Record excerpts -

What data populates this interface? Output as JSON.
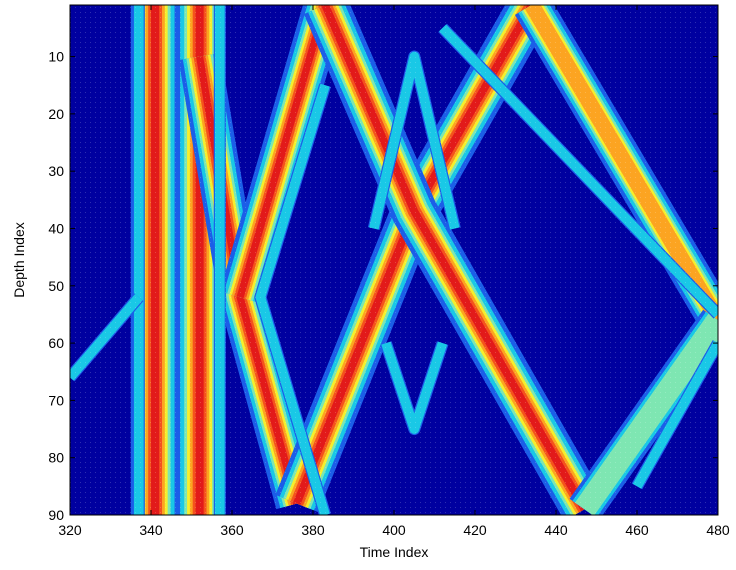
{
  "chart_data": {
    "type": "heatmap",
    "title": "",
    "xlabel": "Time Index",
    "ylabel": "Depth Index",
    "xlim": [
      320,
      480
    ],
    "ylim": [
      90,
      1
    ],
    "x_ticks": [
      320,
      340,
      360,
      380,
      400,
      420,
      440,
      460,
      480
    ],
    "y_ticks": [
      10,
      20,
      30,
      40,
      50,
      60,
      70,
      80,
      90
    ],
    "y_axis_reversed": true,
    "colormap": "jet",
    "grid": false,
    "legend": "none",
    "background_color": "#00009f",
    "features": [
      {
        "kind": "band",
        "points": [
          [
            341,
            1
          ],
          [
            341,
            90
          ]
        ],
        "intensity": 1.0,
        "width": 4.0
      },
      {
        "kind": "band",
        "points": [
          [
            352,
            1
          ],
          [
            352,
            90
          ]
        ],
        "intensity": 0.95,
        "width": 4.0
      },
      {
        "kind": "band",
        "points": [
          [
            352,
            10
          ],
          [
            362,
            52
          ],
          [
            376,
            88
          ]
        ],
        "intensity": 0.95,
        "width": 3.5
      },
      {
        "kind": "band",
        "points": [
          [
            362,
            52
          ],
          [
            383,
            1
          ]
        ],
        "intensity": 0.95,
        "width": 3.5
      },
      {
        "kind": "band",
        "points": [
          [
            376,
            88
          ],
          [
            405,
            37
          ],
          [
            434,
            1
          ]
        ],
        "intensity": 0.95,
        "width": 3.8
      },
      {
        "kind": "band",
        "points": [
          [
            383,
            1
          ],
          [
            405,
            37
          ],
          [
            447,
            89
          ]
        ],
        "intensity": 0.95,
        "width": 3.8
      },
      {
        "kind": "band",
        "points": [
          [
            434,
            1
          ],
          [
            480,
            56
          ]
        ],
        "intensity": 0.72,
        "width": 3.2
      },
      {
        "kind": "band",
        "points": [
          [
            447,
            89
          ],
          [
            480,
            56
          ]
        ],
        "intensity": 0.45,
        "width": 3.0
      },
      {
        "kind": "band",
        "points": [
          [
            337,
            1
          ],
          [
            337,
            90
          ]
        ],
        "intensity": 0.35,
        "width": 1.0
      },
      {
        "kind": "band",
        "points": [
          [
            357,
            1
          ],
          [
            357,
            90
          ]
        ],
        "intensity": 0.35,
        "width": 1.0
      },
      {
        "kind": "band",
        "points": [
          [
            383,
            15
          ],
          [
            367,
            52
          ],
          [
            383,
            90
          ]
        ],
        "intensity": 0.3,
        "width": 1.0
      },
      {
        "kind": "band",
        "points": [
          [
            395,
            40
          ],
          [
            405,
            10
          ],
          [
            415,
            40
          ]
        ],
        "intensity": 0.3,
        "width": 1.0
      },
      {
        "kind": "band",
        "points": [
          [
            398,
            60
          ],
          [
            405,
            75
          ],
          [
            412,
            60
          ]
        ],
        "intensity": 0.3,
        "width": 1.0
      },
      {
        "kind": "band",
        "points": [
          [
            320,
            66
          ],
          [
            337,
            52
          ]
        ],
        "intensity": 0.28,
        "width": 1.0
      },
      {
        "kind": "band",
        "points": [
          [
            412,
            5
          ],
          [
            480,
            55
          ]
        ],
        "intensity": 0.28,
        "width": 1.0
      },
      {
        "kind": "band",
        "points": [
          [
            460,
            85
          ],
          [
            480,
            60
          ]
        ],
        "intensity": 0.3,
        "width": 1.0
      }
    ]
  }
}
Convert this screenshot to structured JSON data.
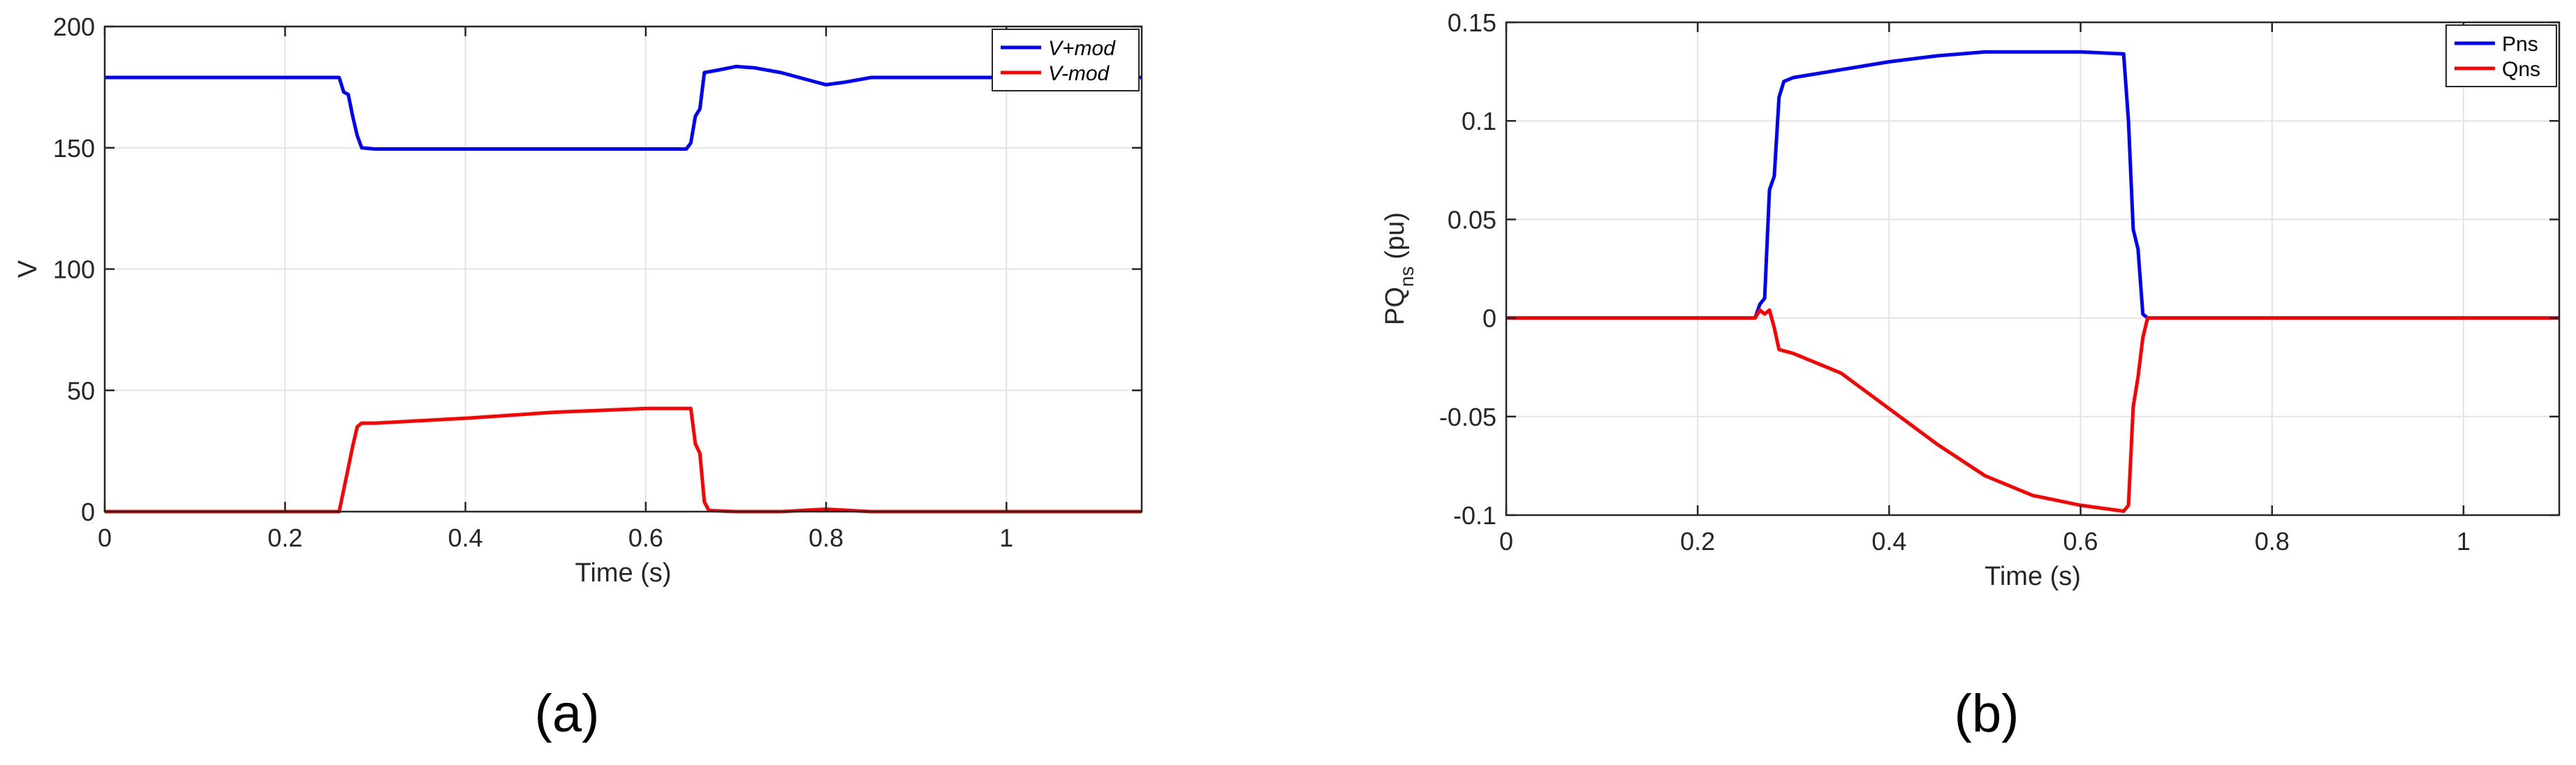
{
  "figure": {
    "panels": [
      {
        "caption": "(a)",
        "ylabel": "V",
        "xlabel": "Time (s)"
      },
      {
        "caption": "(b)",
        "ylabel": "PQ",
        "ylabel_sub": "ns",
        "ylabel_unit": "(pu)",
        "xlabel": "Time (s)"
      }
    ]
  },
  "chart_data": [
    {
      "type": "line",
      "title": "",
      "xlabel": "Time (s)",
      "ylabel": "V",
      "xlim": [
        0,
        1.15
      ],
      "ylim": [
        0,
        200
      ],
      "grid": true,
      "legend_position": "top-right",
      "x_ticks": [
        0,
        0.2,
        0.4,
        0.6,
        0.8,
        1
      ],
      "x_tick_labels": [
        "0",
        "0.2",
        "0.4",
        "0.6",
        "0.8",
        "1"
      ],
      "y_ticks": [
        0,
        50,
        100,
        150,
        200
      ],
      "y_tick_labels": [
        "0",
        "50",
        "100",
        "150",
        "200"
      ],
      "series": [
        {
          "name": "V+mod",
          "color": "#0000ff",
          "x": [
            0,
            0.2,
            0.26,
            0.265,
            0.27,
            0.275,
            0.28,
            0.285,
            0.3,
            0.4,
            0.5,
            0.6,
            0.645,
            0.65,
            0.655,
            0.66,
            0.665,
            0.68,
            0.7,
            0.72,
            0.75,
            0.78,
            0.8,
            0.82,
            0.85,
            0.9,
            1.0,
            1.15
          ],
          "y": [
            179,
            179,
            179,
            173,
            172,
            163,
            155,
            150,
            149.5,
            149.5,
            149.5,
            149.5,
            149.5,
            152,
            163,
            166,
            181,
            182,
            183.5,
            183,
            181,
            178,
            176,
            177,
            179,
            179,
            179,
            179
          ]
        },
        {
          "name": "V-mod",
          "color": "#ff0000",
          "x": [
            0,
            0.2,
            0.26,
            0.265,
            0.27,
            0.275,
            0.28,
            0.285,
            0.3,
            0.4,
            0.5,
            0.6,
            0.645,
            0.65,
            0.655,
            0.66,
            0.665,
            0.67,
            0.7,
            0.75,
            0.8,
            0.85,
            0.9,
            1.0,
            1.15
          ],
          "y": [
            0,
            0,
            0,
            9,
            18,
            27,
            35,
            36.5,
            36.5,
            38.5,
            41,
            42.5,
            42.5,
            42.5,
            28,
            24,
            4,
            0.5,
            0,
            0,
            1,
            0,
            0,
            0,
            0
          ]
        }
      ]
    },
    {
      "type": "line",
      "title": "",
      "xlabel": "Time (s)",
      "ylabel": "PQns (pu)",
      "xlim": [
        0,
        1.1
      ],
      "ylim": [
        -0.1,
        0.15
      ],
      "grid": true,
      "legend_position": "top-right",
      "x_ticks": [
        0,
        0.2,
        0.4,
        0.6,
        0.8,
        1
      ],
      "x_tick_labels": [
        "0",
        "0.2",
        "0.4",
        "0.6",
        "0.8",
        "1"
      ],
      "y_ticks": [
        -0.1,
        -0.05,
        0,
        0.05,
        0.1,
        0.15
      ],
      "y_tick_labels": [
        "-0.1",
        "-0.05",
        "0",
        "0.05",
        "0.1",
        "0.15"
      ],
      "series": [
        {
          "name": "Pns",
          "color": "#0000ff",
          "x": [
            0,
            0.2,
            0.26,
            0.265,
            0.27,
            0.275,
            0.28,
            0.285,
            0.29,
            0.3,
            0.35,
            0.4,
            0.45,
            0.5,
            0.55,
            0.6,
            0.645,
            0.65,
            0.655,
            0.66,
            0.665,
            0.67,
            0.7,
            0.8,
            0.9,
            1.0,
            1.1
          ],
          "y": [
            0,
            0,
            0,
            0.007,
            0.01,
            0.065,
            0.072,
            0.112,
            0.12,
            0.122,
            0.126,
            0.13,
            0.133,
            0.135,
            0.135,
            0.135,
            0.134,
            0.1,
            0.045,
            0.035,
            0.002,
            0,
            0,
            0,
            0,
            0,
            0
          ]
        },
        {
          "name": "Qns",
          "color": "#ff0000",
          "x": [
            0,
            0.2,
            0.26,
            0.265,
            0.27,
            0.275,
            0.28,
            0.285,
            0.3,
            0.35,
            0.4,
            0.45,
            0.5,
            0.55,
            0.6,
            0.645,
            0.65,
            0.655,
            0.66,
            0.665,
            0.67,
            0.7,
            0.8,
            0.9,
            1.0,
            1.1
          ],
          "y": [
            0,
            0,
            0,
            0.004,
            0.002,
            0.004,
            -0.005,
            -0.016,
            -0.018,
            -0.028,
            -0.046,
            -0.064,
            -0.08,
            -0.09,
            -0.095,
            -0.098,
            -0.095,
            -0.045,
            -0.03,
            -0.01,
            0,
            0,
            0,
            0,
            0,
            0
          ]
        }
      ]
    }
  ]
}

Short problem -
Check all the records above and select each line where the string "Index" is found.

Exercise result -
    "xlabel": "Time Index",
    "ylabel": "Depth Index",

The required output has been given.